[Selection]
§
# Complicated Macros VS. Formulas



## Superstar31 (Nov 22, 2005)

I'm trying to understand why people use complicated macros when a simple formula will generate the same response? I've seen it twice so far 

http://www.mrexcel.com/board2/viewtopic.php?t=180792

and

http://www.mrexcel.com/board2/viewtopic.php?t=180664&highlight=

I'm assuming my lack of knowledge about macros is limiting my vision here, so please help me understand.

Thanks.


----------



## nbrcrunch (Nov 22, 2005)

I'm with you when it comes to using formulas, I prefer that method if it exists.

The reason some people prefer macros is that they want to permanently affect the data without creating another column or intermediate step.

Yes, it seems more work than it is worth, but I've just resigned myself to the fact that most of the time the posters have not fully explained themselves and I shouldn't expect that they need to.

This point really came home to me recently when I had a true need for a macro that I knew a formula could handle, but the specifics of the project demanded a macro.

---
addendum:
I just remember the particulars: I had two dates fields (columns) that I had imported from a sequel database.  For some reason, when the db was setup, the creator didn't specify the fields were actually dates, so they came in as padded text.  I needed to strip the blanks. I knew that TRIM() would do the job but since I do this every week, I decided to create a macro to affect the actual data.
§
[Information shown]

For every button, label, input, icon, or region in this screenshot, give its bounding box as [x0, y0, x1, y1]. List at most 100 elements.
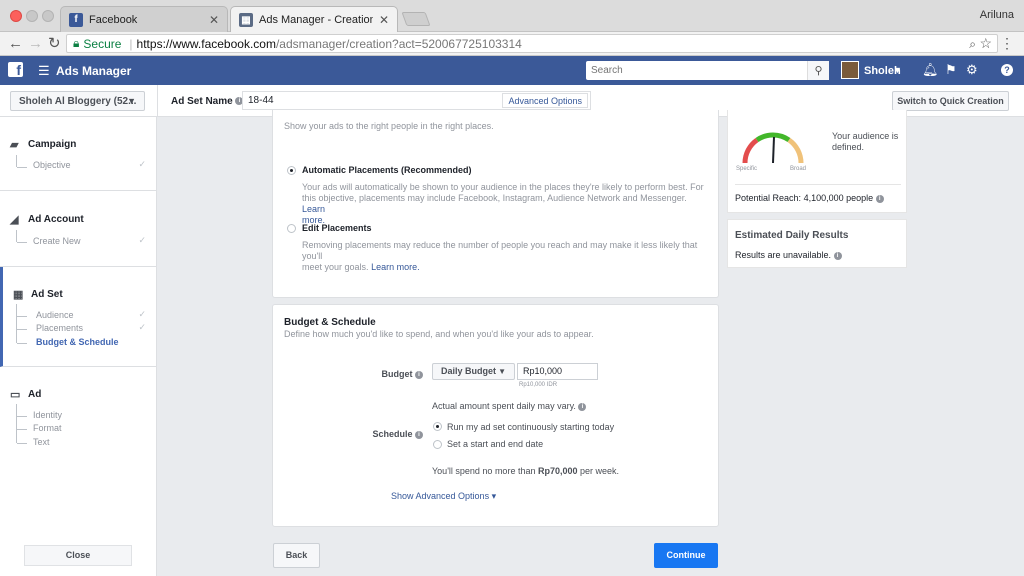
desc-line: Your ads will automatically be shown to …	[302, 182, 704, 192]
divider	[735, 184, 901, 185]
info-icon[interactable]: i	[833, 251, 842, 260]
tab-label: Ads Manager - Creation	[259, 14, 373, 26]
gauge-specific-label: Specific	[736, 166, 758, 172]
info-icon[interactable]: i	[415, 430, 423, 439]
start-end-date-radio[interactable]	[433, 440, 442, 449]
search-icon[interactable]: ⚲	[807, 61, 829, 80]
sidebar-head-campaign[interactable]: ▰ Campaign	[10, 139, 76, 150]
tree-line	[17, 443, 27, 444]
estimated-results-title: Estimated Daily Results	[735, 230, 849, 241]
sidebar-head-ad[interactable]: ▭ Ad	[10, 389, 41, 400]
sidebar-item-objective[interactable]: Objective	[33, 160, 71, 170]
chevron-down-icon[interactable]: ▼	[893, 65, 902, 75]
browser-profile-name[interactable]: Ariluna	[980, 9, 1014, 21]
sidebar-title: Campaign	[28, 139, 77, 150]
address-bar-row: ← → ↻ 🔒︎ Secure | https://www.facebook.c…	[0, 32, 1024, 56]
actual-spend-note-text: Actual amount spent daily may vary.	[432, 401, 576, 411]
learn-more-link[interactable]: Learn	[302, 204, 325, 214]
sidebar-section-ad[interactable]: ▭ Ad Identity Format Text	[0, 367, 156, 453]
sidebar-section-ad-account[interactable]: ◢ Ad Account Create New ✓	[0, 191, 156, 267]
budget-type-select[interactable]: Daily Budget ▼	[432, 363, 515, 380]
info-icon[interactable]: i	[875, 194, 884, 203]
automatic-placements-title[interactable]: Automatic Placements (Recommended)	[302, 165, 472, 175]
tab-ads-manager[interactable]: ▦ Ads Manager - Creation ✕	[230, 6, 398, 33]
automatic-placements-radio[interactable]	[287, 166, 296, 175]
adset-name-field[interactable]: 18-44 Advanced Options	[242, 91, 591, 110]
sidebar-section-campaign[interactable]: ▰ Campaign Objective ✓	[0, 117, 156, 191]
bell-icon[interactable]: 🔔︎	[922, 63, 939, 77]
advanced-options-button[interactable]: Advanced Options	[502, 93, 588, 108]
budget-label-text: Budget	[381, 369, 413, 379]
hamburger-menu-icon[interactable]: ☰	[38, 64, 50, 77]
avatar[interactable]	[841, 61, 859, 79]
tab-facebook[interactable]: f Facebook ✕	[60, 6, 228, 32]
desc-line: Removing placements may reduce the numbe…	[302, 240, 698, 261]
sidebar-item-budget-schedule[interactable]: Budget & Schedule	[36, 337, 119, 347]
search-input[interactable]	[586, 61, 807, 80]
sidebar-section-ad-set[interactable]: ▦ Ad Set Audience ✓ Placements ✓ Budget …	[0, 267, 156, 367]
search-box[interactable]: ⚲	[586, 61, 829, 80]
url-path: /adsmanager/creation?act=520067725103314	[275, 36, 522, 51]
info-icon[interactable]: i	[578, 402, 587, 411]
close-tab-icon[interactable]: ✕	[379, 13, 389, 27]
back-button[interactable]: Back	[273, 543, 320, 568]
desc-line: meet your goals.	[302, 262, 369, 272]
browser-menu-icon[interactable]: ⋮	[1000, 35, 1014, 52]
creation-sidebar: ▰ Campaign Objective ✓ ◢ Ad Account Crea…	[0, 117, 157, 576]
run-continuously-label[interactable]: Run my ad set continuously starting toda…	[447, 422, 614, 432]
sidebar-title: Ad Set	[31, 289, 63, 300]
app-title[interactable]: Ads Manager	[56, 64, 131, 78]
sidebar-item-create-new[interactable]: Create New	[33, 236, 81, 246]
reload-icon[interactable]: ↻	[48, 35, 61, 53]
continue-button[interactable]: Continue	[654, 543, 718, 568]
budget-amount-input[interactable]: Rp10,000	[517, 363, 598, 380]
sidebar-item-format[interactable]: Format	[33, 423, 62, 433]
forward-arrow-icon[interactable]: →	[28, 35, 43, 53]
divider	[157, 85, 158, 117]
automatic-placements-desc: Your ads will automatically be shown to …	[302, 182, 712, 226]
sidebar-item-placements[interactable]: Placements	[36, 323, 83, 333]
budget-section-title: Budget & Schedule	[284, 317, 376, 328]
sidebar-item-audience[interactable]: Audience	[36, 310, 74, 320]
learn-more-link[interactable]: Learn more.	[371, 262, 420, 272]
back-arrow-icon[interactable]: ←	[8, 35, 23, 53]
edit-placements-radio[interactable]	[287, 224, 296, 233]
sidebar-head-ad-account[interactable]: ◢ Ad Account	[10, 214, 84, 225]
show-advanced-options-link[interactable]: Show Advanced Options ▾	[391, 491, 496, 502]
account-select[interactable]: Sholeh Al Bloggery (52... ▼	[10, 91, 145, 111]
url-field[interactable]: 🔒︎ Secure | https://www.facebook.com/ads…	[66, 34, 998, 53]
ads-manager-favicon-icon: ▦	[239, 13, 253, 27]
close-tab-icon[interactable]: ✕	[209, 13, 219, 27]
flag-icon[interactable]: ⚑	[945, 63, 957, 77]
sidebar-head-ad-set[interactable]: ▦ Ad Set	[13, 289, 63, 300]
sidebar-item-identity[interactable]: Identity	[33, 410, 62, 420]
close-window-button[interactable]	[10, 10, 22, 22]
help-icon[interactable]: ?	[1001, 64, 1013, 76]
minimize-window-button[interactable]	[26, 10, 38, 22]
switch-quick-creation-button[interactable]: Switch to Quick Creation	[892, 91, 1009, 111]
new-tab-button[interactable]	[401, 12, 431, 26]
tree-line	[16, 304, 17, 343]
close-button[interactable]: Close	[24, 545, 132, 566]
grid-icon: ▦	[13, 288, 24, 301]
sidebar-item-text[interactable]: Text	[33, 437, 50, 447]
tab-label: Facebook	[89, 13, 138, 26]
start-end-date-label[interactable]: Set a start and end date	[447, 439, 543, 449]
tree-line	[17, 242, 27, 243]
weekly-spend-note: You'll spend no more than Rp70,000 per w…	[432, 466, 619, 476]
schedule-label-text: Schedule	[372, 429, 413, 439]
gear-icon[interactable]: ⚙	[966, 63, 978, 77]
tree-line	[16, 155, 17, 167]
edit-placements-title[interactable]: Edit Placements	[302, 223, 372, 233]
url-host: https://www.facebook.com	[136, 36, 276, 51]
reach-label: Potential Reach:	[735, 193, 802, 203]
estimated-results-text: Results are unavailable. i	[735, 250, 842, 260]
facebook-logo-icon[interactable]: f	[8, 62, 23, 77]
estimated-results-panel: Estimated Daily Results Results are unav…	[727, 219, 907, 268]
bookmark-star-icon[interactable]: ☆	[979, 35, 992, 52]
info-icon[interactable]: i	[415, 370, 423, 379]
tree-line	[17, 343, 27, 344]
maximize-window-button[interactable]	[42, 10, 54, 22]
zoom-icon[interactable]: ⌕	[969, 37, 976, 52]
run-continuously-radio[interactable]	[433, 422, 442, 431]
§
[Objectives]
1. Answer these questions about the thread on macros versus formulas, one line each:
(a) How many times does Superstar31 say they have seen complicated macros used where a simple formula would do?
(b) According to nbrcrunch, why do some people prefer macros?
(c) How often does nbrcrunch handle the imported date fields?
2. Pick up the thread on macros versus formulas after its last sentence and keep it going.

[Results of the exercise]
1.
(a) Twice.
(b) They want to permanently affect the data without creating another column or intermediate step.
(c) Every week.

2.
----------



## Joe4 (Nov 22, 2005)

I have asked this question on a number of circumstances myself, and most of the I find that they are asking for a VBA solution because what they are asking is really just a small part of a much larger macro, and/or they are looking to "automate" a process.


----------



## Richard Schollar (Nov 23, 2005)

I also think sometimes that all of us (myself included!) enjoy over-complicating various tasks because we then feel like we have achieved something particularly special by proposing/effecting a solution.

Best regards

Richard


----------



## Superstar31 (Nov 23, 2005)

Those are some great answers, at least now I know I'm not crazy


----------



## NateO (Nov 23, 2005)

Hello, 

Superstar31, in the 2nd thread you originally linked to, what was the function you had in mind? The content of your post makes me wonder why you would even post there? If you had a function in mind, then so be it, but why not share it at that point? Incidentally, I have yet to see a worksheet function generate a MsgBox...  

There are lots of reasons to automate processes and craft user-defined functions, etc... with VBA in Excel. UserForms and ActiveX controls make for nice GUIs, interfacing other Apps can streamline processes and augmenting native functionality is often called for.

I'll give you a UDF example:

http://www.mrexcel.com/board2/viewtopic.php?p=849596#849596

A little hairy, perhaps. But, it can be used as a Worksheet Function, or in VBA, and it appears to be very efficient per my tests... Even if you came up with a W.F. combination that could match the functionality, a single, pseudo-random, return-String the length you want, you'd be hard-pressed to match the efficiency of that call...

Look at the name of sub in question: _Sub Example_of_Vlookup._ It appears that this person is doing what they I think they should be doing; testing smaller aspects to a process in smaller pieces before combining it all into a larger process.

My opinion: Use both; I do.


----------



## Superstar31 (Nov 28, 2005)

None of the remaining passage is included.